REQUIREMENTS - Present every line in which the string "teléfono" appears.

RECORD EXTRACTS -
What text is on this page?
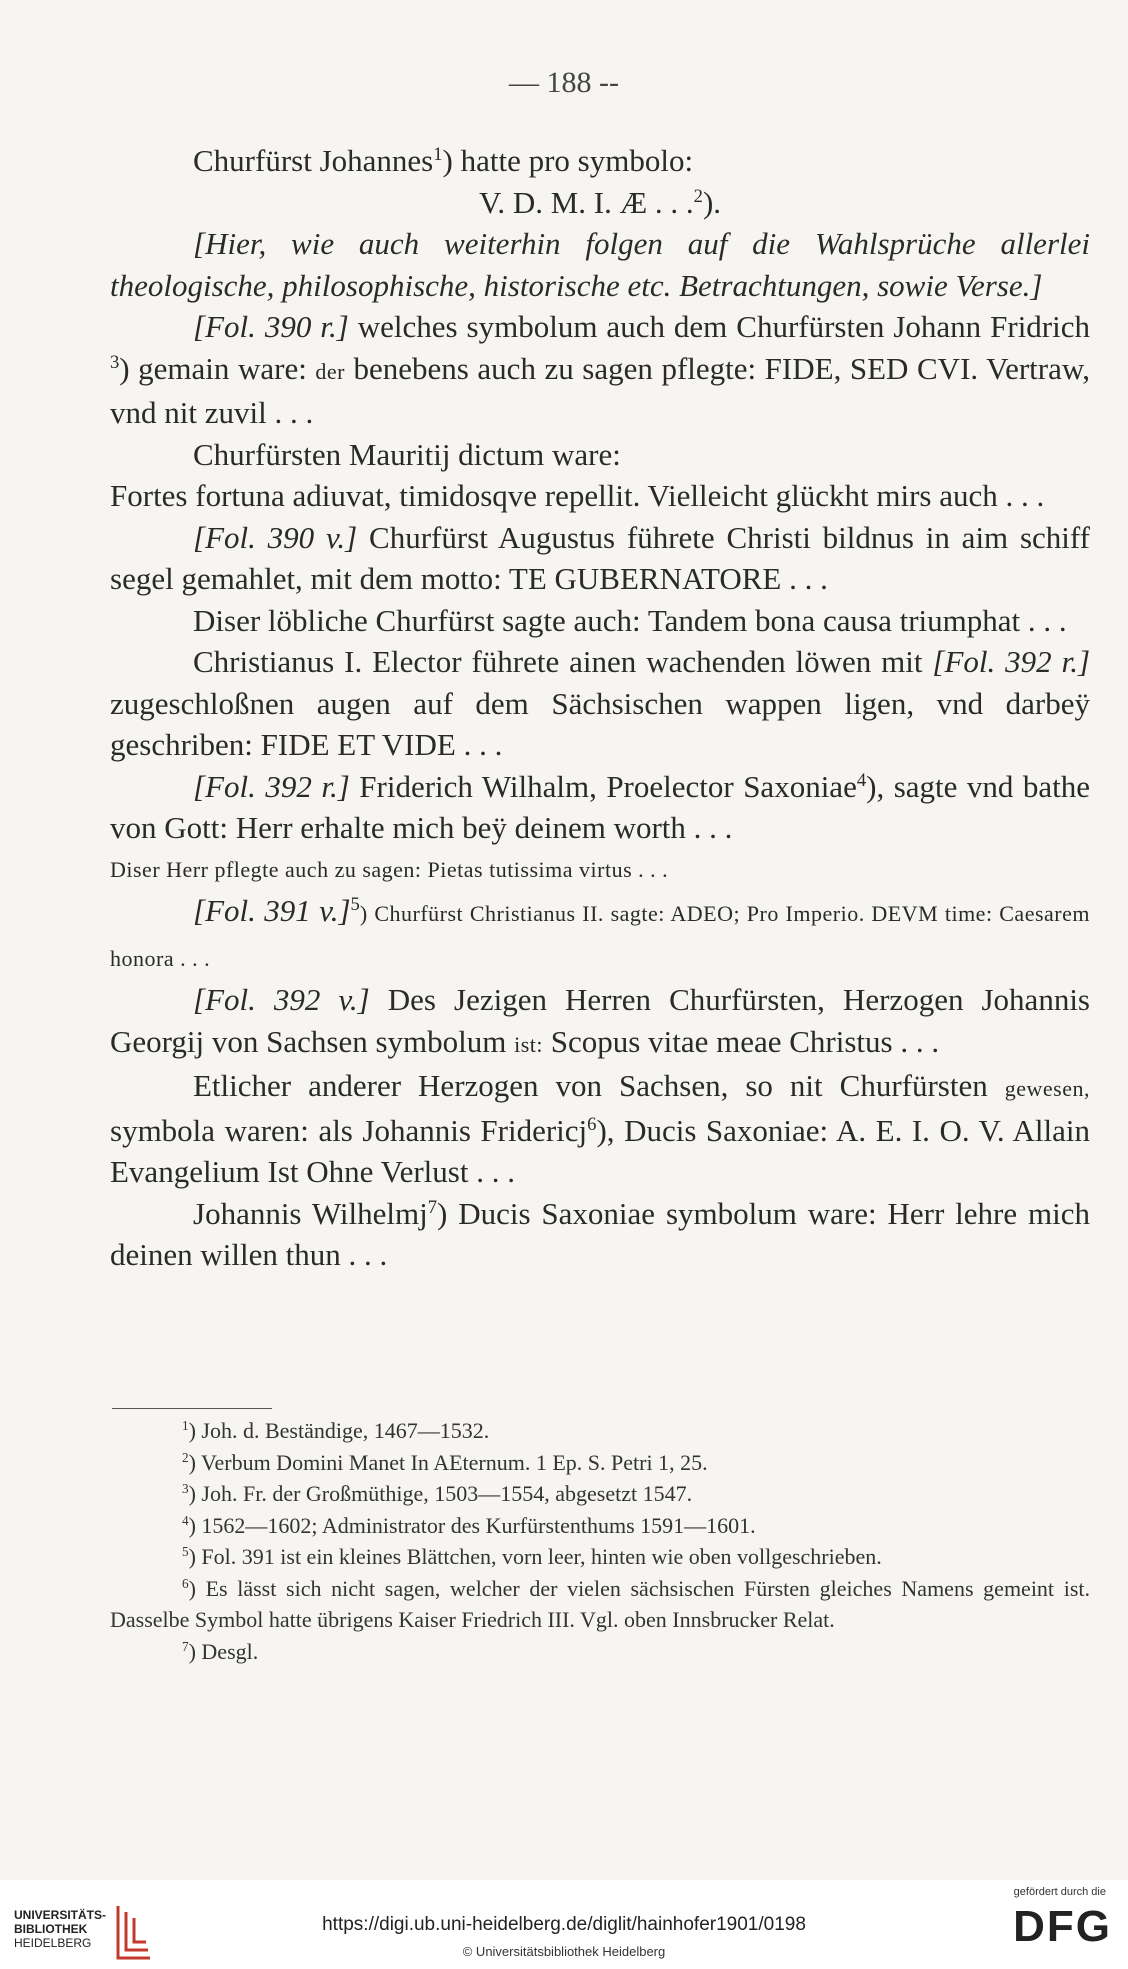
— 188 --

Churfürst Johannes$^1$) hatte pro symbolo:

V. D. M. I. Æ . . .$^2$).

[Hier, wie auch weiterhin folgen auf die Wahlsprüche allerlei theologische, philosophische, historische etc. Betrachtungen, sowie Verse.]

[Fol. 390 r.] welches symbolum auch dem Churfürsten Johann Fridrich $^3$) gemain ware: der benebens auch zu sagen pflegte: FIDE, SED CVI. Vertraw, vnd nit zuvil . . .

Churfürsten Mauritij dictum ware:

Fortes fortuna adiuvat, timidosqve repellit. Vielleicht glückht mirs auch . . .

[Fol. 390 v.] Churfürst Augustus führete Christi bildnus in aim schiff segel gemahlet, mit dem motto: TE GUBERNATORE . . .

Diser löbliche Churfürst sagte auch: Tandem bona causa triumphat . . .

Christianus I. Elector führete ainen wachenden löwen mit [Fol. 392 r.] zugeschloßnen augen auf dem Sächsischen wappen ligen, vnd darbeÿ geschriben: FIDE ET VIDE . . .

[Fol. 392 r.] Friderich Wilhalm, Proelector Saxoniae$^4$), sagte vnd bathe von Gott: Herr erhalte mich beÿ deinem worth . . .

Diser Herr pflegte auch zu sagen: Pietas tutissima virtus . . .

[Fol. 391 v.]$^5$) Churfürst Christianus II. sagte: ADEO; Pro Imperio. DEVM time: Caesarem honora . . .

[Fol. 392 v.] Des Jezigen Herren Churfürsten, Herzogen Johannis Georgij von Sachsen symbolum ist: Scopus vitae meae Christus . . .

Etlicher anderer Herzogen von Sachsen, so nit Churfürsten gewesen, symbola waren: als Johannis Fridericj$^6$), Ducis Saxoniae: A. E. I. O. V. Allain Evangelium Ist Ohne Verlust . . .

Johannis Wilhelmj$^7$) Ducis Saxoniae symbolum ware: Herr lehre mich deinen willen thun . . .

$^1$) Joh. d. Beständige, 1467—1532.

$^2$) Verbum Domini Manet In AEternum. 1 Ep. S. Petri 1, 25.

$^3$) Joh. Fr. der Großmüthige, 1503—1554, abgesetzt 1547.

$^4$) 1562—1602; Administrator des Kurfürstenthums 1591—1601.

$^5$) Fol. 391 ist ein kleines Blättchen, vorn leer, hinten wie oben vollgeschrieben.

$^6$) Es lässt sich nicht sagen, welcher der vielen sächsischen Fürsten gleiches Namens gemeint ist. Dasselbe Symbol hatte übrigens Kaiser Friedrich III. Vgl. oben Innsbrucker Relat.

$^7$) Desgl.

UNIVERSITÄTS-
BIBLIOTHEK
HEIDELBERG
https://digi.ub.uni-heidelberg.de/diglit/hainhofer1901/0198
© Universitätsbibliothek Heidelberg
gefördert durch die
DFG
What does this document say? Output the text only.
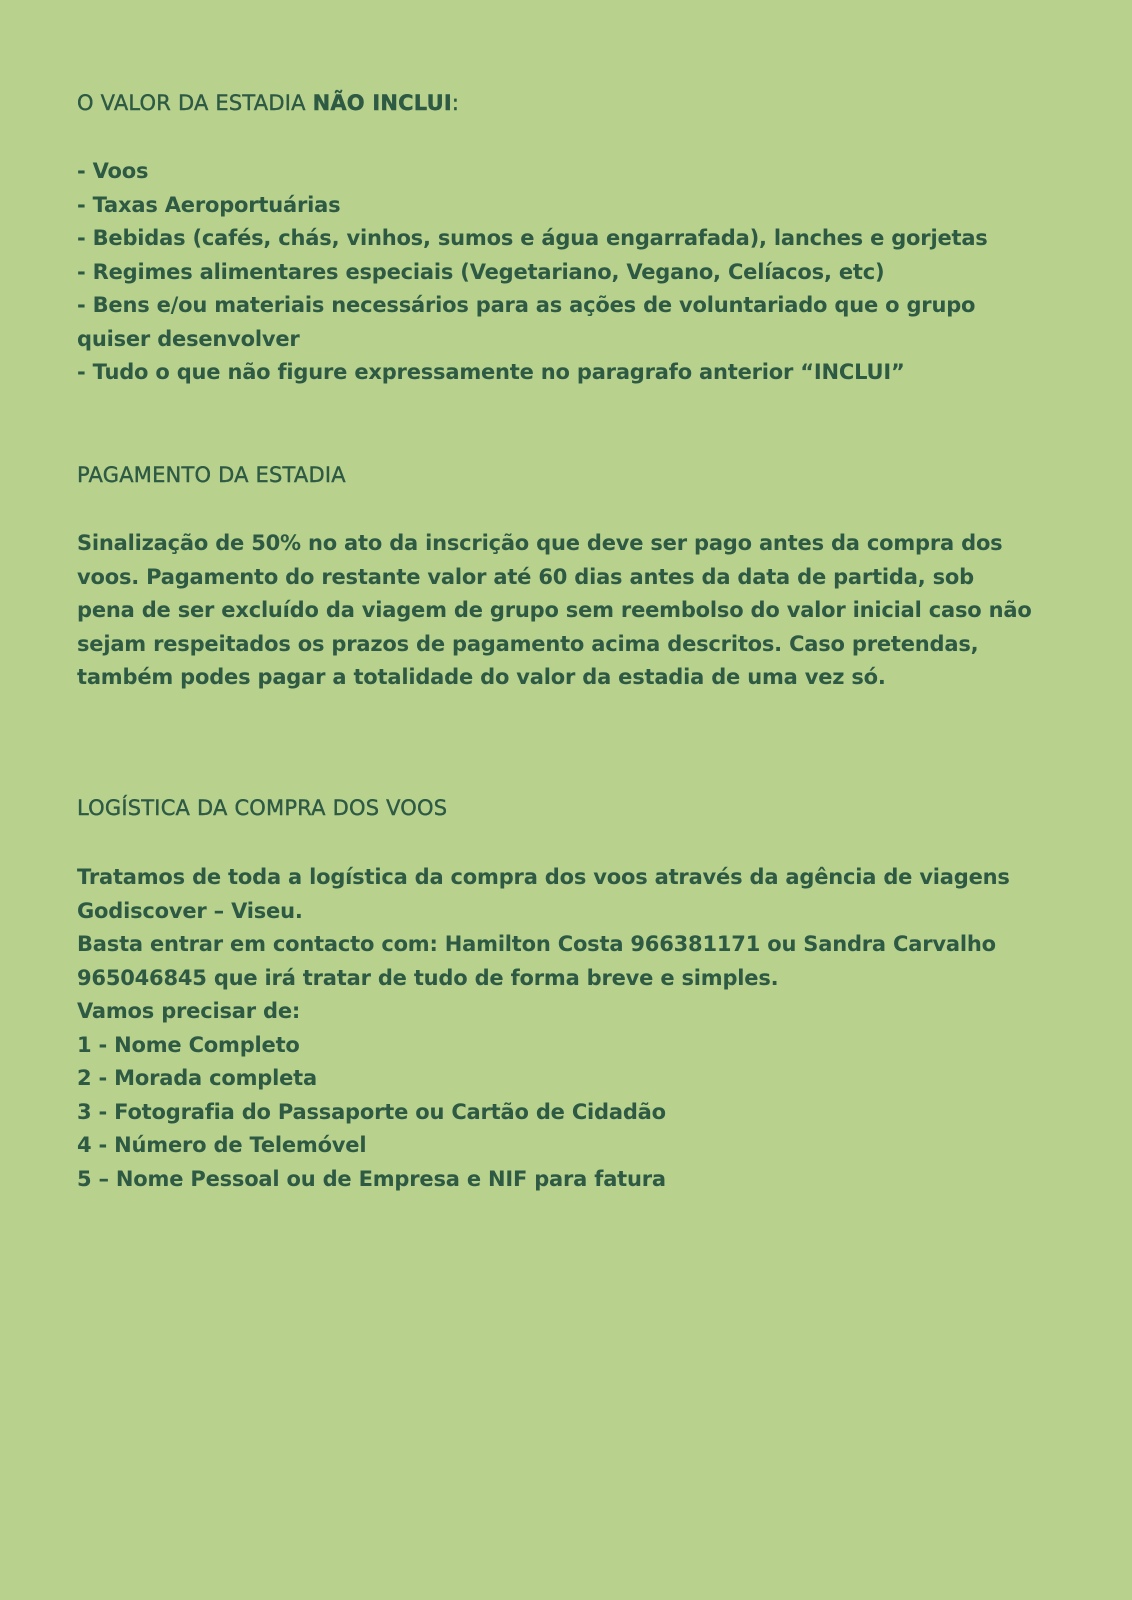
O VALOR DA ESTADIA NÃO INCLUI:
- Voos
- Taxas Aeroportuárias
- Bebidas (cafés, chás, vinhos, sumos e água engarrafada), lanches e gorjetas
- Regimes alimentares especiais (Vegetariano, Vegano, Celíacos, etc)
- Bens e/ou materiais necessários para as ações de voluntariado que o grupo
quiser desenvolver
- Tudo o que não figure expressamente no paragrafo anterior “INCLUI”
PAGAMENTO DA ESTADIA
Sinalização de 50% no ato da inscrição que deve ser pago antes da compra dos
voos. Pagamento do restante valor até 60 dias antes da data de partida, sob
pena de ser excluído da viagem de grupo sem reembolso do valor inicial caso não
sejam respeitados os prazos de pagamento acima descritos. Caso pretendas,
também podes pagar a totalidade do valor da estadia de uma vez só.
LOGÍSTICA DA COMPRA DOS VOOS
Tratamos de toda a logística da compra dos voos através da agência de viagens
Godiscover – Viseu.
Basta entrar em contacto com: Hamilton Costa 966381171 ou Sandra Carvalho
965046845 que irá tratar de tudo de forma breve e simples.
Vamos precisar de:
1 - Nome Completo
2 - Morada completa
3 - Fotografia do Passaporte ou Cartão de Cidadão
4 - Número de Telemóvel
5 – Nome Pessoal ou de Empresa e NIF para fatura
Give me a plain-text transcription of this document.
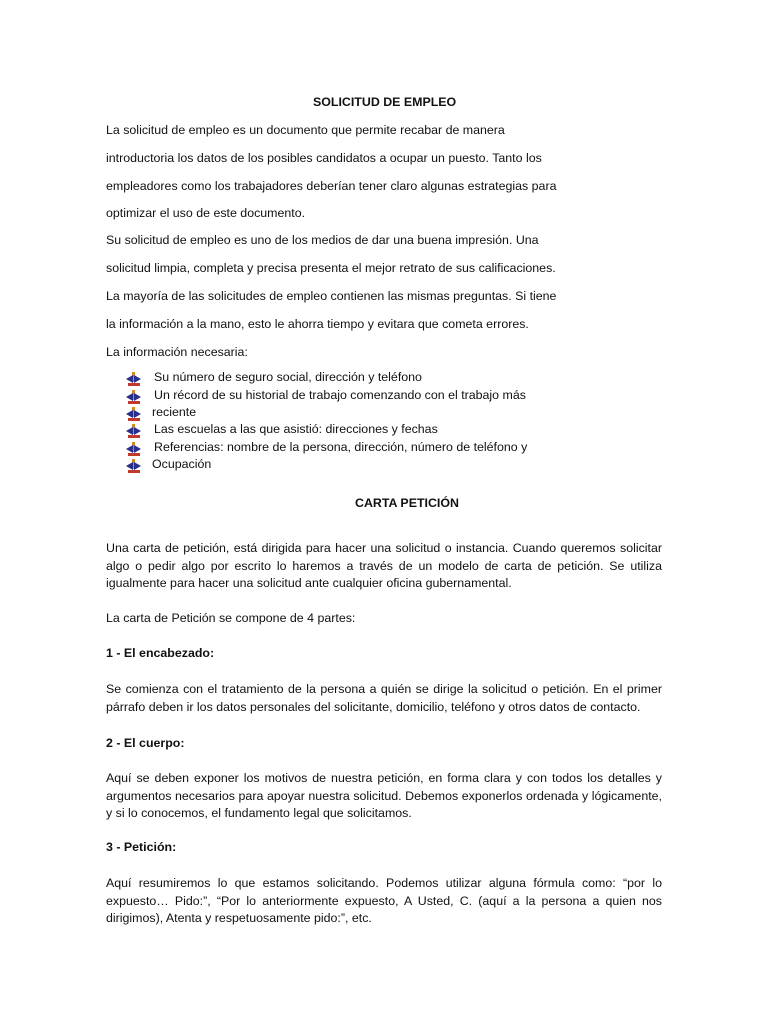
SOLICITUD DE EMPLEO
La solicitud de empleo es un documento que permite recabar de manera
introductoria los datos de los posibles candidatos a ocupar un puesto. Tanto los
empleadores como los trabajadores deberían tener claro algunas estrategias para
optimizar el uso de este documento.
Su solicitud de empleo es uno de los medios de dar una buena impresión. Una
solicitud limpia, completa y precisa presenta el mejor retrato de sus calificaciones.
La mayoría de las solicitudes de empleo contienen las mismas preguntas. Si tiene
la información a la mano, esto le ahorra tiempo y evitara que cometa errores.
La información necesaria:
Su número de seguro social, dirección y teléfono
Un récord de su historial de trabajo comenzando con el trabajo más
reciente
Las escuelas a las que asistió: direcciones y fechas
Referencias: nombre de la persona, dirección, número de teléfono y
Ocupación
CARTA PETICIÓN

Una carta de petición, está dirigida para hacer una solicitud o instancia. Cuando queremos solicitar algo o pedir algo por escrito lo haremos a través de un modelo de carta de petición. Se utiliza igualmente para hacer una solicitud ante cualquier oficina gubernamental.

La carta de Petición se compone de 4 partes:
1 - El encabezado:

Se comienza con el tratamiento de la persona a quién se dirige la solicitud o petición. En el primer párrafo deben ir los datos personales del solicitante, domicilio, teléfono y otros datos de contacto.

2 - El cuerpo:

Aquí se deben exponer los motivos de nuestra petición, en forma clara y con todos los detalles y argumentos necesarios para apoyar nuestra solicitud. Debemos exponerlos ordenada y lógicamente, y si lo conocemos, el fundamento legal que solicitamos.

3 - Petición:

Aquí resumiremos lo que estamos solicitando. Podemos utilizar alguna fórmula como: “por lo expuesto… Pido:”, “Por lo anteriormente expuesto, A Usted, C. (aquí a la persona a quien nos dirigimos), Atenta y respetuosamente pido:”, etc.
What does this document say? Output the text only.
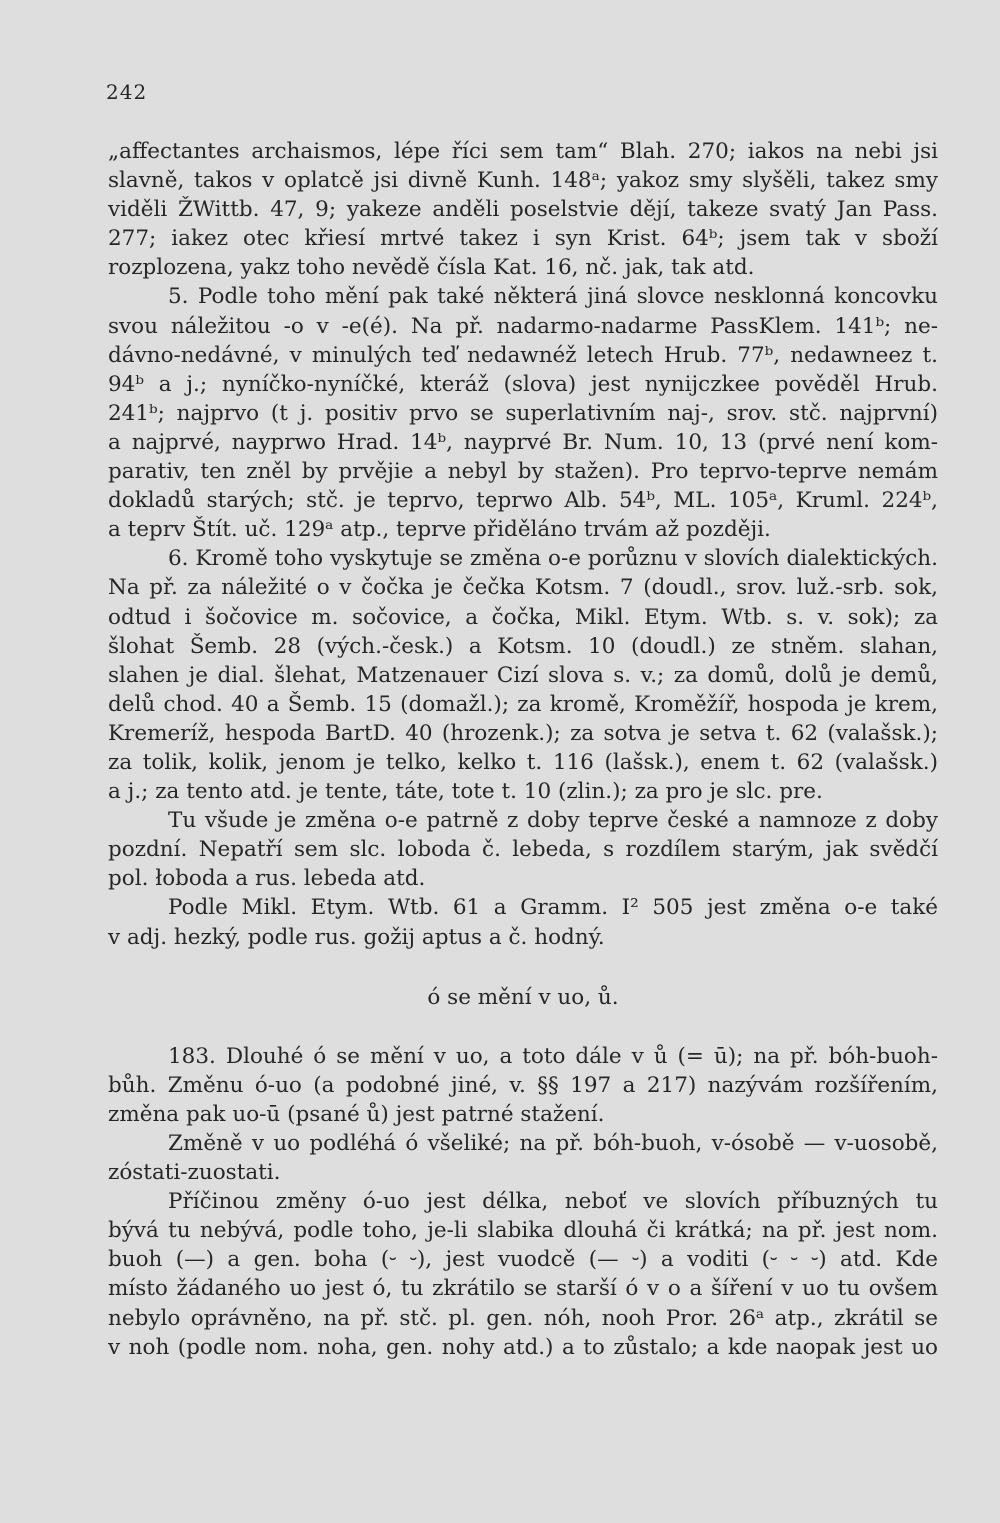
242
„affectantes archaismos, lépe říci sem tam“ Blah. 270; iakos na nebi jsi
slavně, takos v oplatcě jsi divně Kunh. 148ᵃ; yakoz smy slyšěli, takez smy
viděli ŽWittb. 47, 9; yakeze anděli poselstvie dějí, takeze svatý Jan Pass.
277; iakez otec křiesí mrtvé takez i syn Krist. 64ᵇ; jsem tak v sboží
rozplozena, yakz toho nevědě čísla Kat. 16, nč. jak, tak atd.
5. Podle toho mění pak také některá jiná slovce nesklonná koncovku
svou náležitou -o v -e(é). Na př. nadarmo-nadarme PassKlem. 141ᵇ; ne-
dávno-nedávné, v minulých teď nedawnéž letech Hrub. 77ᵇ, nedawneez t.
94ᵇ a j.; nyníčko-nyníčké, kteráž (slova) jest nynijczkee pověděl Hrub.
241ᵇ; najprvo (t j. positiv prvo se superlativním naj-, srov. stč. najprvní)
a najprvé, nayprwo Hrad. 14ᵇ, nayprvé Br. Num. 10, 13 (prvé není kom-
parativ, ten zněl by prvějie a nebyl by stažen). Pro teprvo-teprve nemám
dokladů starých; stč. je teprvo, teprwo Alb. 54ᵇ, ML. 105ᵃ, Kruml. 224ᵇ,
a teprv Štít. uč. 129ᵃ atp., teprve přiděláno trvám až později.
6. Kromě toho vyskytuje se změna o-e porůznu v slovích dialektických.
Na př. za náležité o v čočka je čečka Kotsm. 7 (doudl., srov. luž.-srb. sok,
odtud i šočovice m. sočovice, a čočka, Mikl. Etym. Wtb. s. v. sok); za
šlohat Šemb. 28 (vých.-česk.) a Kotsm. 10 (doudl.) ze stněm. slahan,
slahen je dial. šlehat, Matzenauer Cizí slova s. v.; za domů, dolů je demů,
delů chod. 40 a Šemb. 15 (domažl.); za kromě, Kroměžíř, hospoda je krem,
Kremeríž, hespoda BartD. 40 (hrozenk.); za sotva je setva t. 62 (valašsk.);
za tolik, kolik, jenom je telko, kelko t. 116 (lašsk.), enem t. 62 (valašsk.)
a j.; za tento atd. je tente, táte, tote t. 10 (zlin.); za pro je slc. pre.
Tu všude je změna o-e patrně z doby teprve české a namnoze z doby
pozdní. Nepatří sem slc. loboda č. lebeda, s rozdílem starým, jak svědčí
pol. łoboda a rus. lebeda atd.
Podle Mikl. Etym. Wtb. 61 a Gramm. I² 505 jest změna o-e také
v adj. hezký, podle rus. gožij aptus a č. hodný.
ó se mění v uo, ů.
183. Dlouhé ó se mění v uo, a toto dále v ů (= ū); na př. bóh-buoh-
bůh. Změnu ó-uo (a podobné jiné, v. §§ 197 a 217) nazývám rozšířením,
změna pak uo-ū (psané ů) jest patrné stažení.
Změně v uo podléhá ó všeliké; na př. bóh-buoh, v-ósobě — v-uosobě,
zóstati-zuostati.
Příčinou změny ó-uo jest délka, neboť ve slovích příbuzných tu
bývá tu nebývá, podle toho, je-li slabika dlouhá či krátká; na př. jest nom.
buoh (—) a gen. boha (⏑ ⏑), jest vuodcě (— ⏑) a voditi (⏑ ⏑ ⏑) atd. Kde
místo žádaného uo jest ó, tu zkrátilo se starší ó v o a šíření v uo tu ovšem
nebylo oprávněno, na př. stč. pl. gen. nóh, nooh Pror. 26ᵃ atp., zkrátil se
v noh (podle nom. noha, gen. nohy atd.) a to zůstalo; a kde naopak jest uo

WORKED ANSWER -
Su número de seguro social, dirección y teléfono
Referencias: nombre de la persona, dirección, número de teléfono y
Se comienza con el tratamiento de la persona a quién se dirige la solicitud o petición. En el primer párrafo deben ir los datos personales del solicitante, domicilio, teléfono y otros datos de contacto.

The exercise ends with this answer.